▸ What you will do:
Return every line of the listing below that contains the string "peak".
** START Records supplied **
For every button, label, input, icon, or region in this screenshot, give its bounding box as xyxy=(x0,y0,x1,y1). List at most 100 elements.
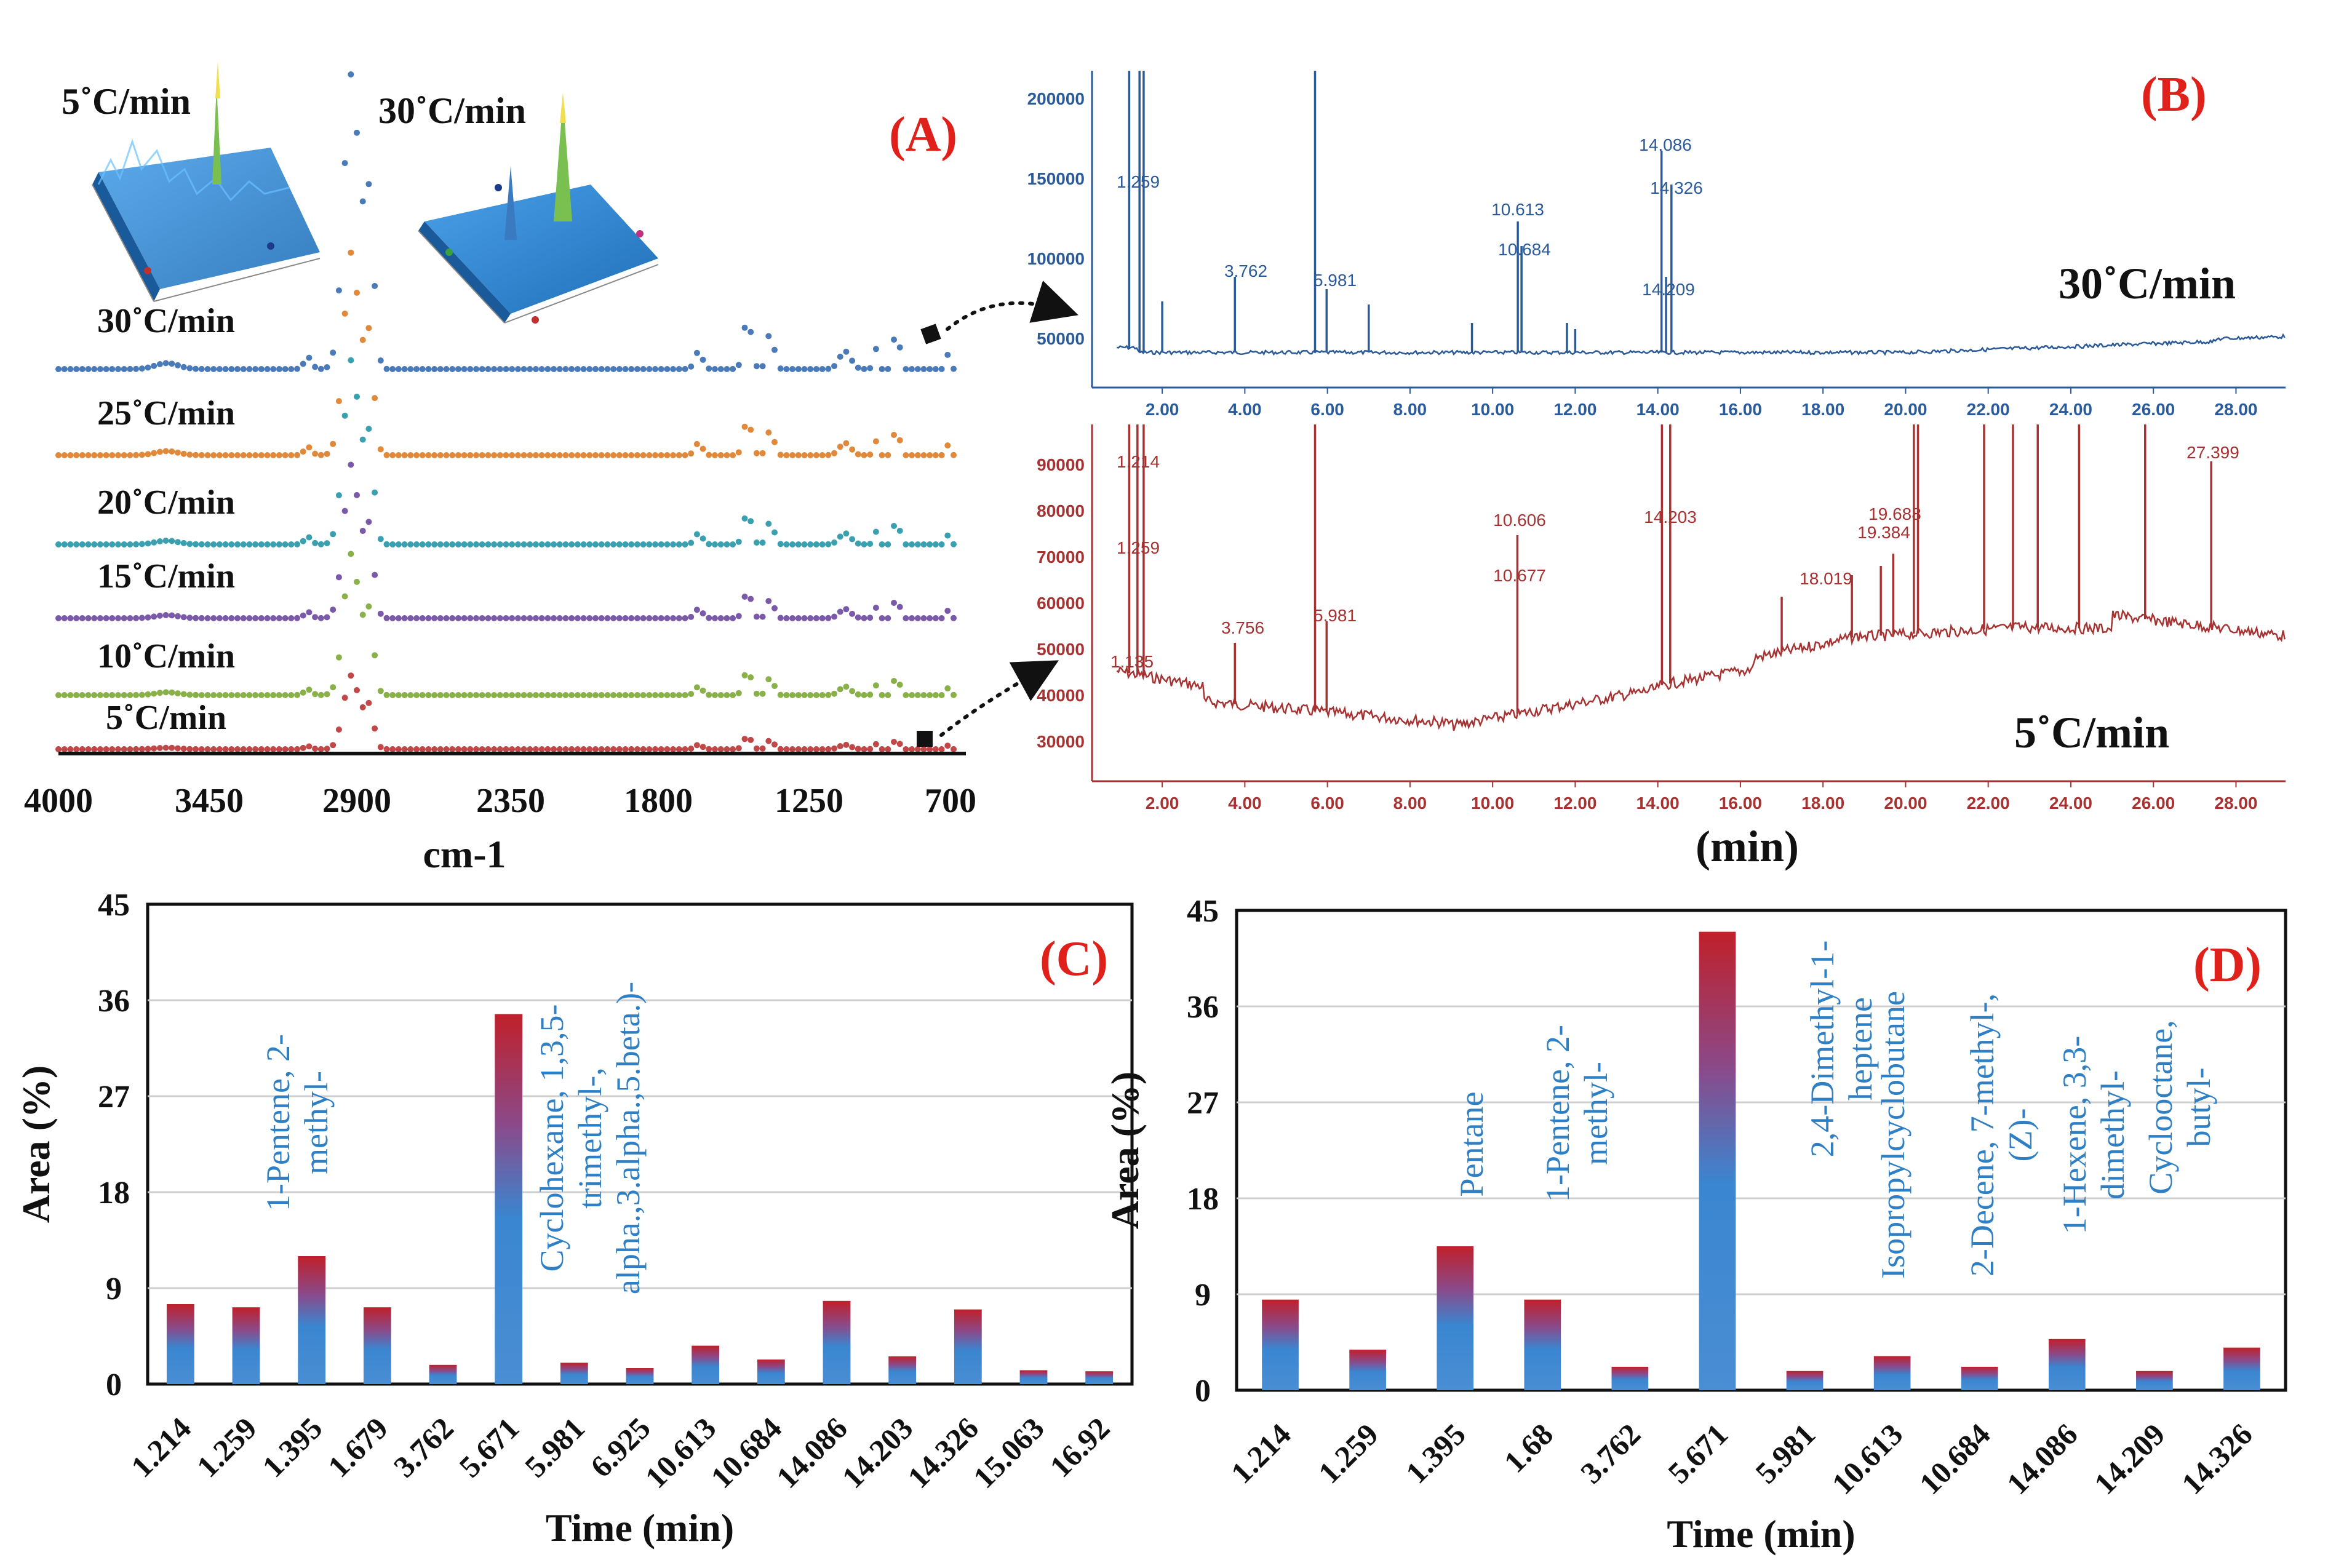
chrom-x-tick: 4.00 xyxy=(1228,400,1262,419)
ftir-point xyxy=(753,690,760,697)
ftir-point xyxy=(646,452,653,458)
chrom-peak-label: 10.684 xyxy=(1498,240,1551,259)
ftir-point xyxy=(533,692,539,698)
ftir-point xyxy=(204,692,211,698)
ftir-point xyxy=(503,692,509,698)
ftir-point xyxy=(520,452,527,458)
chrom-y-tick: 50000 xyxy=(1037,640,1085,659)
ftir-point xyxy=(885,615,891,621)
ftir-point xyxy=(61,692,68,698)
ftir-point xyxy=(151,613,157,620)
ftir-point xyxy=(67,452,74,458)
ftir-point xyxy=(449,746,456,752)
ftir-point xyxy=(354,687,360,693)
ftir-point xyxy=(879,541,885,547)
x-axis-label: Time (min) xyxy=(1667,1512,1855,1556)
ftir-point xyxy=(455,541,461,547)
ftir-point xyxy=(628,615,635,621)
ftir-point xyxy=(359,436,366,443)
bar xyxy=(429,1364,457,1384)
ftir-point xyxy=(258,366,265,372)
ftir-point xyxy=(324,691,330,698)
ftir-point xyxy=(240,452,247,458)
chrom-peak-label: 19.384 xyxy=(1857,523,1910,542)
ftir-point xyxy=(431,692,438,698)
x-tick-label: 1.679 xyxy=(321,1411,394,1484)
bar xyxy=(495,1014,523,1384)
ftir-point xyxy=(55,366,62,372)
ftir-point xyxy=(944,532,951,539)
compound-annotation: Cyclooctane, butyl- xyxy=(2142,1020,2217,1194)
ftir-point xyxy=(97,541,103,547)
ftir-point xyxy=(795,746,802,752)
y-tick-label: 18 xyxy=(1187,1182,1219,1217)
ftir-point xyxy=(258,615,265,621)
ftir-point xyxy=(849,610,856,617)
ftir-point xyxy=(741,594,748,600)
ftir-point xyxy=(127,692,134,698)
ftir-point xyxy=(885,365,891,372)
ftir-point xyxy=(855,746,861,752)
ftir-point xyxy=(556,541,563,547)
ftir-point xyxy=(365,699,372,706)
x-tick-label: 3.762 xyxy=(387,1411,460,1484)
ftir-point xyxy=(377,688,384,694)
ftir-point xyxy=(85,746,92,752)
ftir-point xyxy=(819,541,826,547)
bar xyxy=(1262,1299,1299,1390)
ftir-point xyxy=(556,692,563,698)
ftir-point xyxy=(73,541,80,547)
bar xyxy=(232,1307,260,1384)
bar xyxy=(1961,1366,1998,1390)
ftir-point xyxy=(927,541,933,547)
ftir-point xyxy=(861,452,867,458)
chrom-peak-label: 19.688 xyxy=(1868,504,1921,523)
ftir-point xyxy=(819,746,826,752)
ftir-point xyxy=(879,366,885,372)
ftir-point xyxy=(67,746,74,752)
ftir-point xyxy=(395,746,402,752)
ftir-point xyxy=(443,746,450,752)
ftir-point xyxy=(580,615,587,621)
compound-annotation: 2-Decene, 7-methyl-, (Z)- xyxy=(1964,993,2039,1276)
ftir-point xyxy=(419,366,426,372)
y-tick-label: 27 xyxy=(1187,1086,1219,1121)
ftir-point xyxy=(198,746,205,752)
ftir-point xyxy=(628,452,635,458)
ftir-point xyxy=(891,600,897,606)
chrom-peak-label: 27.399 xyxy=(2186,443,2239,462)
ftir-point xyxy=(556,452,563,458)
chrom-x-tick: 6.00 xyxy=(1310,794,1344,813)
ftir-point xyxy=(604,366,611,372)
ftir-point xyxy=(288,366,295,372)
ftir-point xyxy=(437,746,444,752)
ftir-point xyxy=(138,691,145,698)
ftir-point xyxy=(407,452,414,458)
chrom-x-tick: 28.00 xyxy=(2214,794,2257,813)
ftir-point xyxy=(449,541,456,547)
plot-frame xyxy=(1235,909,2287,1392)
ftir-point xyxy=(604,692,611,698)
ftir-point xyxy=(431,615,438,621)
ftir-point xyxy=(879,615,885,621)
ftir-point xyxy=(151,745,157,752)
ftir-point xyxy=(431,541,438,547)
compound-name-line: 2-Decene, 7-methyl-, xyxy=(1964,993,2001,1276)
chrom-peak-label: 5.981 xyxy=(1313,271,1357,290)
x-tick-label: 10.613 xyxy=(1825,1417,1910,1501)
bar xyxy=(298,1256,326,1384)
ftir-point xyxy=(79,541,86,547)
ftir-point xyxy=(551,541,557,547)
ftir-point xyxy=(789,692,796,698)
ftir-point xyxy=(527,692,533,698)
ftir-point xyxy=(920,746,927,752)
ftir-point xyxy=(138,615,145,621)
ftir-point xyxy=(885,541,891,547)
compound-annotation: Cyclohexane, 1,3,5- trimethyl-, alpha.,3.a… xyxy=(533,982,647,1294)
ftir-point xyxy=(610,366,617,372)
ftir-point xyxy=(377,744,384,750)
ftir-point xyxy=(425,746,432,752)
ftir-point xyxy=(180,450,187,457)
ftir-point xyxy=(867,541,874,547)
ftir-point xyxy=(652,366,658,372)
** END Records supplied **
▸ Completed exercise:
chrom-peak-label: 10.684 xyxy=(1498,240,1551,259)
chrom-peak-label: 19.384 xyxy=(1857,523,1910,542)
chrom-peak-label: 19.688 xyxy=(1868,504,1921,523)
chrom-peak-label: 27.399 xyxy=(2186,443,2239,462)
chrom-peak-label: 5.981 xyxy=(1313,271,1357,290)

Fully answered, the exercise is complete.